Prompt 1 => Do these statements agree with the post about books? Answer yes or no for each, and quote the words from the post that decide it. (a) The writer read the Bhagavad Gita from front to end in less than a week. (b) Plato inspired the writer for more than ten pages. (c) The writer's three morning pages are meant to be published.
Prompt 2 => Quote the post about books word for word, everything from "Maybe it was the" down to "enemies to fight.".
Prompt 3 => Extend the post about books past its last sentence, keeping the same voice.

Given text =>
Maybe it was the full moon in Gemini, I got carried away a bit, bear with me…
Maybe it was hiding from yet another masterpiece of Richard Tarnas, books with over 500 pages full of prose worthy of medieval knights without laptops and no enemies to fight.
Books?

A few books keep coming back to me, have to read them again and again and still… barely grasp what they are all about.
Those things that lay flat on your desk, align nicely on a … bookshelf, made from paper with glue, which used to be a tree, which grew by means of sunlight mainly. Living things. My loyal companions over the years, always ready to leave the house, go on a train or a bus, a plane, hiding in a dust jacket, a specifically made protective cover of the finest yet sturdy fabric, a backpack or a pocket until a hand grabs it and opens it. Never imposing itself, patient like no priest or angel will ever be. Books, an item to inform you without the need of electricity or WIFI, no personal data that can be harvested and sold off to the highest bidder, no 3 letter agency that will ever know how many times you opened it or how much it has influenced your thoughts. When bought in a second hand physical shop or a flee market none will ever know that you own it. The ultimate privacy guaranteed by its very structure and design.
What are we talking about? The Bible? No, barely ever read anything in, apart from a few months when attending a study group with a priest, which was quite revealing. Too much confusion, room for interpretation, too much “this is how you should explain what it says” by people who claim to know better, whilst the language is sometimes pretty plain and simple. Too many translations and cultural interpretations of what no doubt was the description of a revolutionary life to bring about a more just society. Too many agendas being pushed, people who lived pretty secluded lives advising on subjects they had no direct experience with. The Bhagavad Gita? Read it once front to end in less than a week; no need in this life, studied it extensively in many past lives.
Literature? Not for me, probably a lack of education on my side, James Joyce is picking up dust on a shelf, Plato could inspire me for less than 5 pages, too cerebral. Geeky Greek? Stream of consciousness writing? 3 pages every morning, to make the unconscious conscious but never ever meant to be published. Just clearing out the chit… Yes, with a C not an S, although it practically boils down to the same thing. Faust? German is a beautiful language, Goethe inspired Rudolf Steiner, the founder of the best school system we have in today’s world and yet… Not this time.

Document structure recognition data =>
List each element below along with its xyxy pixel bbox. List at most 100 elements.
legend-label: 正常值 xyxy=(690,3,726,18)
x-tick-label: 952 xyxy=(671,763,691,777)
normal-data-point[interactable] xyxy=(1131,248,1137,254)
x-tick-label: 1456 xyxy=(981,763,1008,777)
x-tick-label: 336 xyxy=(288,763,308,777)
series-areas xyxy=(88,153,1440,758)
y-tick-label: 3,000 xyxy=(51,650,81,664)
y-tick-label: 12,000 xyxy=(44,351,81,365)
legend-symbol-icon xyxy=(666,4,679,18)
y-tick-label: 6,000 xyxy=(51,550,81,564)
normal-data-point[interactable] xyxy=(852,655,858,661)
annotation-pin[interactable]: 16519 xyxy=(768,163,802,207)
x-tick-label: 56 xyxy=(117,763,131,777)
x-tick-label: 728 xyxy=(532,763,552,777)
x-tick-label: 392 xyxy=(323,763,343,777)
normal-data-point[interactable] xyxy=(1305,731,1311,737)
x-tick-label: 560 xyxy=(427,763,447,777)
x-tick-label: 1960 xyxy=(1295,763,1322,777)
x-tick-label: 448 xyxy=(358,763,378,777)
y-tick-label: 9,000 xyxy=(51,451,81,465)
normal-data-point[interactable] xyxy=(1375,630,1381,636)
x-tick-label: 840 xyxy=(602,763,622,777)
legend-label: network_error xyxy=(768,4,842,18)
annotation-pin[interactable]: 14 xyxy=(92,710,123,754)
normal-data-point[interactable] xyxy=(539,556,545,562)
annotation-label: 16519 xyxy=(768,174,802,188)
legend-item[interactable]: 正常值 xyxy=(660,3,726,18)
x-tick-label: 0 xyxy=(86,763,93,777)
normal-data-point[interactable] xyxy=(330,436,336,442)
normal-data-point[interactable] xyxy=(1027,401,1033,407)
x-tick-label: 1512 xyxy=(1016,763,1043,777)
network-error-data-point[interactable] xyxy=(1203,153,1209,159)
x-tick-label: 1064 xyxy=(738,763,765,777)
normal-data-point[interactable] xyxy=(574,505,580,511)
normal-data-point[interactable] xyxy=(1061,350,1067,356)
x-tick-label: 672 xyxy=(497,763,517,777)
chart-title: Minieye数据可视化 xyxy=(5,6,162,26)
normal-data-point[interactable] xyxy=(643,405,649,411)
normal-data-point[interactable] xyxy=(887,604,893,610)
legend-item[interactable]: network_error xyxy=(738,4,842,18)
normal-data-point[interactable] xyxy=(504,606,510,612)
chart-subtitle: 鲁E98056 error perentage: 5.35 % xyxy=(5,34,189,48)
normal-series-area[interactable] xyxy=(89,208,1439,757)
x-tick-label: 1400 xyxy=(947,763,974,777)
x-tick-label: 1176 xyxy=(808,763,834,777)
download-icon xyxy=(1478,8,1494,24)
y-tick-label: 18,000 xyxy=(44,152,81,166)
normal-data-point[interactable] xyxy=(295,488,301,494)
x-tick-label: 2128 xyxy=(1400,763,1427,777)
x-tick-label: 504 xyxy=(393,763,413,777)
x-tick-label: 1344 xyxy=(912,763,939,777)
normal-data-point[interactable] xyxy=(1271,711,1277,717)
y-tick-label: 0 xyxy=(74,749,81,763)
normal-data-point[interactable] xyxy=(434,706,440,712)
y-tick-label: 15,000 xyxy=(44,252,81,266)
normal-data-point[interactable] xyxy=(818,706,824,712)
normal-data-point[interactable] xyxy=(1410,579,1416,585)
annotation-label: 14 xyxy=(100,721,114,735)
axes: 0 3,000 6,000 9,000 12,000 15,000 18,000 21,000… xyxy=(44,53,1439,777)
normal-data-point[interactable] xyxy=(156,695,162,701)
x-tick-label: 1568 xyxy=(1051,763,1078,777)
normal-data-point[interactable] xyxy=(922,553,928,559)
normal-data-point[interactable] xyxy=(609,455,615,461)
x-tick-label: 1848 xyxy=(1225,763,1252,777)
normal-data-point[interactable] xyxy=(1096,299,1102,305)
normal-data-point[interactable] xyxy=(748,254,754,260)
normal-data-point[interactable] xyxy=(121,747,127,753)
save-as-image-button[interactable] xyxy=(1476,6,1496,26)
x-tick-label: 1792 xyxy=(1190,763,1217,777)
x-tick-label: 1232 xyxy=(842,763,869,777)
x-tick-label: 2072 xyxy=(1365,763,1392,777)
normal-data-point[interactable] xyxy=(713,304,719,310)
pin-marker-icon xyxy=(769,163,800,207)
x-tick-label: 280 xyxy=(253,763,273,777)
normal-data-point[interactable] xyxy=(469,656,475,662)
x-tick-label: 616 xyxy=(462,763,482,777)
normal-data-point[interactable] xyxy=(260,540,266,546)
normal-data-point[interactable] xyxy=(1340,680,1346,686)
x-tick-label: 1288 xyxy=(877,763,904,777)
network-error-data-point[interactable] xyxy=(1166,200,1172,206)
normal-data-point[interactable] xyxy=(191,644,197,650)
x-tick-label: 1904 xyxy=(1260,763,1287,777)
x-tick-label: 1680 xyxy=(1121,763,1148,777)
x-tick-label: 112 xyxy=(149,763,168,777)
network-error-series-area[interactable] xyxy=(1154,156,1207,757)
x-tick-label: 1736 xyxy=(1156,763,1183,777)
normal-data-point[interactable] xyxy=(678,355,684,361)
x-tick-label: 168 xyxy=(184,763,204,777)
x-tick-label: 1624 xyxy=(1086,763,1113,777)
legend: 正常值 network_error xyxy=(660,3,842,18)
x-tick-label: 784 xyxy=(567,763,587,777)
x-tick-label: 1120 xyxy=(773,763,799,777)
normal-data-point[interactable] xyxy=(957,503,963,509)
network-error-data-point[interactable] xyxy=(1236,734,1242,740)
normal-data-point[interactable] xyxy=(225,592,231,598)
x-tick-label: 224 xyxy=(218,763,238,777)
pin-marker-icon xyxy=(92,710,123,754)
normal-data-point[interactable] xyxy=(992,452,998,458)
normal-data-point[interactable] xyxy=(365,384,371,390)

Your response 1 =>
(a) Yes: "Read it once front to end in less than a week"
(b) No: "Plato could inspire me for less than 5 pages"
(c) No: "3 pages every morning, to make the unconscious conscious but never ever meant to be published"

Your response 2 =>
Maybe it was the full moon in Gemini, I got carried away a bit, bear with me…
Maybe it was hiding from yet another masterpiece of Richard Tarnas, books with over 500 pages full of prose worthy of medieval knights without laptops and no enemies to fight.

Your response 3 =>
Ken Wilber did the trick for a decade, quite funny in his description of the Boomer Generation and profoundly culturally biassed despite his best efforts to write universal truths. Something was missing, nagging in the back of my head.
Mister God.

Until “Mister God, this is Anna” appeared. The one book that I can’t begin to imagine to understand, a children’s book basically. It touches something so deep, so elusive, it stirs the soul out of its lethargy, time and again. When the wonder and colourful rainbow of life fades it calls me back home, back to the childlike innocence of saints and sages, playing all day with a few crayons, imagining the worlds hiding behind a veil of mystery triggered by the smell of Jasmine or the breaking of sunlight in a piece of glass on the side of the road. A few small mirrors placed around a candle, endlessly opening op new points of view, for those with eyes to see. An image of God as a playful, benevolent actor, a longing going back aeons in time. Explaining the construction of the Big Pyramid as “just another day at work”, as a work of art, but not too special, opening up doors to far greater achievements, Lemuria and Atlantis before the Fall, the sparkling colours and lights often only seen after consuming devastating amounts of drugs, so I have been told.
And yet, even Anna has failed to keep me engaged for more than a week time and time again.
“The Alchemist” was my book to check where I was in the self-development process, read it at least 20 times, despite the remarks of a much appreciated University teacher that “that is not literature” and thus not worthy of any of my time.